[BEGIN SUPPLIED ENTRIES]

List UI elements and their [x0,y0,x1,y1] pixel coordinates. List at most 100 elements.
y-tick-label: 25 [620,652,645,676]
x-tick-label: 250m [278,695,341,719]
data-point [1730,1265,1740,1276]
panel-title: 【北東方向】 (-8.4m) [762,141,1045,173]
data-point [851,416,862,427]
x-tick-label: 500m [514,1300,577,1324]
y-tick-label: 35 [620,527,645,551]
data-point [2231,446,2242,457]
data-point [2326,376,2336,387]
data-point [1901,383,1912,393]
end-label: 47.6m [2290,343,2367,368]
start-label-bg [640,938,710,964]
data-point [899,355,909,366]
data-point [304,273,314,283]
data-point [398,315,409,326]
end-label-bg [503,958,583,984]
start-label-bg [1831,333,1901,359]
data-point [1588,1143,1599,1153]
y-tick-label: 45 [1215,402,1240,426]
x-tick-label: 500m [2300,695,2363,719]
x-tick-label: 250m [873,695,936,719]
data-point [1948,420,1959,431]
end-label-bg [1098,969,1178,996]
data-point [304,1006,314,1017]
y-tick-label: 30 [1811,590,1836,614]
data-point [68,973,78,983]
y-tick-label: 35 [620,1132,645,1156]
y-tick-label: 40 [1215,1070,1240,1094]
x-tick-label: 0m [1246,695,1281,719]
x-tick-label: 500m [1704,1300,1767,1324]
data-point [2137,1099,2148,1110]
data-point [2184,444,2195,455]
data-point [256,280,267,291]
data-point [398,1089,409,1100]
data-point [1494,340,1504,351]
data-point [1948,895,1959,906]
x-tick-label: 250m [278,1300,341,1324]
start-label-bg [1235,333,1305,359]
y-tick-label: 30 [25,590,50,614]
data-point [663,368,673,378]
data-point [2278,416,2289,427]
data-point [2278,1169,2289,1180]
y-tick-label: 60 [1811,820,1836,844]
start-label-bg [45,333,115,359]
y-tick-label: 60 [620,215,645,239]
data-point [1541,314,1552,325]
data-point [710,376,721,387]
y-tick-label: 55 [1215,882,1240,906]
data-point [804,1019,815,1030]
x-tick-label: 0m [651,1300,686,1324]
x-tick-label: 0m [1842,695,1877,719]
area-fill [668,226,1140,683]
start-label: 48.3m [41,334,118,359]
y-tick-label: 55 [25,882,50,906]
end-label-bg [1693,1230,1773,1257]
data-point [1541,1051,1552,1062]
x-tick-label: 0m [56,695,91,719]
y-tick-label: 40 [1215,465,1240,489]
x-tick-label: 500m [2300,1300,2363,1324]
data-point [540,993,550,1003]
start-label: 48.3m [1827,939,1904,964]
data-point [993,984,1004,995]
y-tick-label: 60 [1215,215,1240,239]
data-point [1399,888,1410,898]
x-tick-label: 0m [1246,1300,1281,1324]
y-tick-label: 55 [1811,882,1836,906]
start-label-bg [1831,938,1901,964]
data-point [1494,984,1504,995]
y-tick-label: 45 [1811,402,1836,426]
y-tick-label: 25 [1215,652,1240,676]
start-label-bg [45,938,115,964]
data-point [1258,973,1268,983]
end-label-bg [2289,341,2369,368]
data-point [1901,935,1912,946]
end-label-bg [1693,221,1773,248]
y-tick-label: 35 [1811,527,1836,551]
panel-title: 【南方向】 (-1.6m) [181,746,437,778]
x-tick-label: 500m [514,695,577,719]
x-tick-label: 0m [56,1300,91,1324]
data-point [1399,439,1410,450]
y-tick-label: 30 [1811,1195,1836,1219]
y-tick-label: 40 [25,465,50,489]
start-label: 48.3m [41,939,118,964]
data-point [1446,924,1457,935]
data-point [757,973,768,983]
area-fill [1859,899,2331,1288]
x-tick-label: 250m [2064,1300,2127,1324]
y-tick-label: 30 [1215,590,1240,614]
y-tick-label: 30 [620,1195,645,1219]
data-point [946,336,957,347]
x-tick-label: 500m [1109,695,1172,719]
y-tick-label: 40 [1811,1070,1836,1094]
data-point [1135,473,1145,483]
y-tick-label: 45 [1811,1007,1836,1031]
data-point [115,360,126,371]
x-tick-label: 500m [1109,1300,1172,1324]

[END SUPPLIED ENTRIES]

Can you set down every line of the data above again, unchanged and in the same order?

List UI elements and their [x0,y0,x1,y1] pixel coordinates. List at most 100 elements.
y-tick-label: 25 [620,652,645,676]
x-tick-label: 250m [278,695,341,719]
data-point [1730,1265,1740,1276]
panel-title: 【北東方向】 (-8.4m) [762,141,1045,173]
data-point [851,416,862,427]
x-tick-label: 500m [514,1300,577,1324]
y-tick-label: 35 [620,527,645,551]
data-point [2231,446,2242,457]
data-point [2326,376,2336,387]
data-point [1901,383,1912,393]
end-label: 47.6m [2290,343,2367,368]
start-label-bg [640,938,710,964]
data-point [899,355,909,366]
data-point [304,273,314,283]
data-point [398,315,409,326]
end-label-bg [503,958,583,984]
start-label-bg [1831,333,1901,359]
data-point [1588,1143,1599,1153]
y-tick-label: 45 [1215,402,1240,426]
x-tick-label: 500m [2300,695,2363,719]
x-tick-label: 250m [873,695,936,719]
data-point [1948,420,1959,431]
end-label-bg [1098,969,1178,996]
data-point [304,1006,314,1017]
y-tick-label: 30 [1811,590,1836,614]
data-point [68,973,78,983]
y-tick-label: 35 [620,1132,645,1156]
y-tick-label: 40 [1215,1070,1240,1094]
x-tick-label: 0m [1246,695,1281,719]
x-tick-label: 500m [1704,1300,1767,1324]
data-point [2137,1099,2148,1110]
data-point [2184,444,2195,455]
data-point [256,280,267,291]
data-point [398,1089,409,1100]
data-point [1494,340,1504,351]
data-point [1948,895,1959,906]
x-tick-label: 250m [278,1300,341,1324]
start-label-bg [1235,333,1305,359]
y-tick-label: 30 [25,590,50,614]
data-point [663,368,673,378]
data-point [2278,416,2289,427]
data-point [2278,1169,2289,1180]
y-tick-label: 60 [1811,820,1836,844]
start-label-bg [45,333,115,359]
y-tick-label: 60 [620,215,645,239]
data-point [1541,314,1552,325]
data-point [710,376,721,387]
y-tick-label: 55 [1215,882,1240,906]
data-point [804,1019,815,1030]
x-tick-label: 0m [651,1300,686,1324]
x-tick-label: 0m [1842,695,1877,719]
area-fill [668,226,1140,683]
start-label: 48.3m [41,334,118,359]
y-tick-label: 55 [25,882,50,906]
end-label-bg [1693,1230,1773,1257]
data-point [1541,1051,1552,1062]
x-tick-label: 0m [56,695,91,719]
y-tick-label: 40 [1215,465,1240,489]
x-tick-label: 500m [2300,1300,2363,1324]
data-point [540,993,550,1003]
start-label: 48.3m [1827,939,1904,964]
data-point [993,984,1004,995]
y-tick-label: 60 [1215,215,1240,239]
data-point [1399,888,1410,898]
x-tick-label: 0m [1246,1300,1281,1324]
y-tick-label: 55 [1811,882,1836,906]
start-label-bg [1831,938,1901,964]
data-point [1494,984,1504,995]
y-tick-label: 45 [1811,402,1836,426]
y-tick-label: 25 [1215,652,1240,676]
start-label-bg [45,938,115,964]
data-point [1258,973,1268,983]
end-label-bg [2289,341,2369,368]
data-point [1901,935,1912,946]
end-label-bg [1693,221,1773,248]
y-tick-label: 35 [1811,527,1836,551]
panel-title: 【南方向】 (-1.6m) [181,746,437,778]
x-tick-label: 500m [514,695,577,719]
x-tick-label: 0m [56,1300,91,1324]
data-point [1399,439,1410,450]
y-tick-label: 30 [1811,1195,1836,1219]
y-tick-label: 40 [25,465,50,489]
start-label: 48.3m [41,939,118,964]
data-point [1446,924,1457,935]
data-point [757,973,768,983]
area-fill [1859,899,2331,1288]
x-tick-label: 250m [2064,1300,2127,1324]
y-tick-label: 30 [1215,590,1240,614]
y-tick-label: 30 [620,1195,645,1219]
data-point [946,336,957,347]
x-tick-label: 500m [1109,695,1172,719]
y-tick-label: 40 [1811,1070,1836,1094]
data-point [1135,473,1145,483]
y-tick-label: 45 [1811,1007,1836,1031]
data-point [115,360,126,371]
x-tick-label: 500m [1109,1300,1172,1324]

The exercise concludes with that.